• Fuente:
- - - - -

Nuestra conciencia como los objetos están ahí, pero por ellos han pasado los años y nuestros ojos al verlos, nuestras manos al tomarlos, nuestra nariz y nuestro gusto al olerlos, los oídos al escucharlos y nombrarlos, tampoco son los mismos, con el paso del tiempo cambia la percepción que teníamos hacia ellos, ¿cambiará la de ellos hacia nosotros?, lo que en su momento representó felicidad o tristeza, puede ser ahora melancolía o vergüenza (y viceversa) cuando se sumergen en el tiempo y salen a flote de nuevo. La decisión de deshacernos de ellos depende, creo yo, de lo que queramos o no recordar, de lo que nuestras ansias de documentar y explicar en nuestro presente le permitan filtrar a nuestros momentos pasados más oscuros.

 

¿Cómo entonces reparar eso que está roto? ¿De qué manera habitamos nuestras cicatrices sin que eso implique traicionar nuestros deseos y principios? Valga el lugar común para lo que sigue, porque estoy convencido de que hay tantas maneras de enmendar algo, como heridas y derrotas.

En el oriente del mundo, en el lejano Japón, existe una tradición milenaria que nombran Kintsugi, que en español se puede traducir como carpintería de oro, dicha expresión consiste en reparar objetos rotos con oro en polvo y pegamento, con ello se resaltan los lugares rotos, las huellas del tiempo que marcan una pausa en la vida de ellos, revestidos así de una genuina existencia. Esas marcas resultan ser tan o más importantes que la forma original, porque de ahí resurgen relatos e historias en el marco de lo real, pero siempre rodeadas de la ficción de las palabras que proyectan las emociones para realzar distintos momentos y quizás alcanzar la categoría de leyendas.

- - - - -

• El problema: Según el texto sobre los objetos y el paso del tiempo, ¿con qué se reparan los objetos rotos en el Kintsugi? Responde, por favor, en una sola frase.

• Registros almacenados del conjunto de datos:
- - - - -

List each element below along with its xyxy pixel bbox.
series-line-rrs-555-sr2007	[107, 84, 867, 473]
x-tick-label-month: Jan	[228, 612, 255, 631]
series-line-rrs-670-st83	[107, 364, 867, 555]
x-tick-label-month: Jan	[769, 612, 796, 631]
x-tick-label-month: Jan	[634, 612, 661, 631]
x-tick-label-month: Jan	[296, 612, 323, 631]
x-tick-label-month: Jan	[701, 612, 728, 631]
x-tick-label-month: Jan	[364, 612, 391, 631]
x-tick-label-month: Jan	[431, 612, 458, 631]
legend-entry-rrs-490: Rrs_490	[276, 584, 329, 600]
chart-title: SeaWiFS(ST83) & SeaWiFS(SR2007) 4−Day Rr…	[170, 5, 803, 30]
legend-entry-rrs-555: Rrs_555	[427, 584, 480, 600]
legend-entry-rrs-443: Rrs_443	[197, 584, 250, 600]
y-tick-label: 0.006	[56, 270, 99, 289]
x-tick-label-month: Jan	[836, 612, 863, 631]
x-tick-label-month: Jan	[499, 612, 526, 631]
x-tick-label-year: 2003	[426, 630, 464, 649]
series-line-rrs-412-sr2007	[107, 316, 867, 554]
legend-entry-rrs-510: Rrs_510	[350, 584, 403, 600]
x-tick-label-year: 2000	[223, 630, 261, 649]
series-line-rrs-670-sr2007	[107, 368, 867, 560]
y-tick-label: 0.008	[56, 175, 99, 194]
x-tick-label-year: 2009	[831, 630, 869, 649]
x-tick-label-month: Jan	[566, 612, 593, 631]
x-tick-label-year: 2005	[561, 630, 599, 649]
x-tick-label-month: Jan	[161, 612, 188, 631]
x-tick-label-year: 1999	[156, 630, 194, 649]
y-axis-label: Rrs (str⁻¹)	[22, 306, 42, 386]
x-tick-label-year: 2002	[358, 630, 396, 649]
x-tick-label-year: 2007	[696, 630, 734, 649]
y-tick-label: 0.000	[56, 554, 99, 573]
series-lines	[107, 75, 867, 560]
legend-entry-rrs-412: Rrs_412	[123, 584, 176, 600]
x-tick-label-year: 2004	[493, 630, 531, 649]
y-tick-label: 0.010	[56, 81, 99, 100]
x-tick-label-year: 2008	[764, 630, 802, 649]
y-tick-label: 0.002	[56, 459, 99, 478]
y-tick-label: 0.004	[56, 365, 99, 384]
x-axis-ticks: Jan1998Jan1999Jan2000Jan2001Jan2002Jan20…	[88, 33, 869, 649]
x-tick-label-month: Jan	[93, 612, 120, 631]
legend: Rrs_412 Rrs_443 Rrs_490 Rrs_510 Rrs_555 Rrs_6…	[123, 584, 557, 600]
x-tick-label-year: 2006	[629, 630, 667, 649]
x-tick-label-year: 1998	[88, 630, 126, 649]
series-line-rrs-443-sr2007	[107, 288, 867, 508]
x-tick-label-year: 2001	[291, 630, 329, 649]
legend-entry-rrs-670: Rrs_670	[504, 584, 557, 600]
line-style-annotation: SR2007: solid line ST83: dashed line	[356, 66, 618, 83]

- - - - -

• Resultado del ejercicio: Se reparan con oro en polvo y pegamento.